#### DESKRIPSI TUGAS:
Tuliskan kembali bagian artikel tentang tiga Paus dari Afrika di bawah ini, antara "Setelah Paus Fransiskus" dan "menyembah dewa-dewa Romawi.", termasuk kedua bagian itu, tanpa mengubah satu kata pun.

------ KUTIPAN TEKS

Konten Media Partner

Kisah Tiga Paus dari Afrika Mengubah Kekristenan dan Memberi Hari Valentine

4 Mei 2025 7:45 WIB
comment
0
sosmed-whatsapp-white
copy-link-circle
more-vertical

Kisah Tiga Paus dari Afrika Mengubah Kekristenan dan Memberi Hari Valentine

Paus Victor I (kiri), Paus Gelasius I, dan Paus Militades (kanan) diyakini berasal dari Afrika.
zoom-in-whitePerbesar
Paus Victor I (kiri), Paus Gelasius I, dan Paus Militades (kanan) diyakini berasal dari Afrika.
Afrika Utara saat ini didominasi umat Islam. Tapi kawasan ini dulunya adalah 'jantung' agama Kristen yang telah melahirkan sejumlah Paus. Warisan mereka dapat dirasakan oleh jemaat Gereja hingga hari ini.
Wilayah kepausan mereka, yang berlangsung pada masa Kekaisaran Romawi, mencakup Tunisia modern, timur laut Aljazair, hingga pantai Libia barat.
"Afrika Utara adalah Sabuk Alkitab Kekristenan kuno," kata Prof Christopher Bellitto, seorang sejarawan Kean University di AS.
Setelah Paus Fransiskus wafat, banyak umat Katolik di Afrika berharap Paus selanjutnya akan kembali berasal dari benua itu untuk pertama kalinya semenjak lebih dari 1.500 tahun yang lalu.
Melalui artikel ini, kita akan berjumpa dengan tiga Paus dari Afrika - dan bagaimana mereka membuat umat Kristen merayakan Minggu Paskah dan Hari Valentine.
Ketiganya telah diakui Gereja sebagai santo alias orang kudus.

Victor I (189-199)

Dianggap berasal dari Berber (penduduk asli Afrika Utara), Paus Victor I memimpin Gereja Katolik pada saat pengikut Yesus Kristus dipersekusi oleh para pejabat Romawi karena menolak menyembah dewa-dewa Romawi.

------------
------ DATA TERKUMPUL

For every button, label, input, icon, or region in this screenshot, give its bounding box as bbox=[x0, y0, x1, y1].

------------

#### JAWABAN BENAR:
Setelah Paus Fransiskus wafat, banyak umat Katolik di Afrika berharap Paus selanjutnya akan kembali berasal dari benua itu untuk pertama kalinya semenjak lebih dari 1.500 tahun yang lalu.
Melalui artikel ini, kita akan berjumpa dengan tiga Paus dari Afrika - dan bagaimana mereka membuat umat Kristen merayakan Minggu Paskah dan Hari Valentine.
Ketiganya telah diakui Gereja sebagai santo alias orang kudus.

Victor I (189-199)

Dianggap berasal dari Berber (penduduk asli Afrika Utara), Paus Victor I memimpin Gereja Katolik pada saat pengikut Yesus Kristus dipersekusi oleh para pejabat Romawi karena menolak menyembah dewa-dewa Romawi.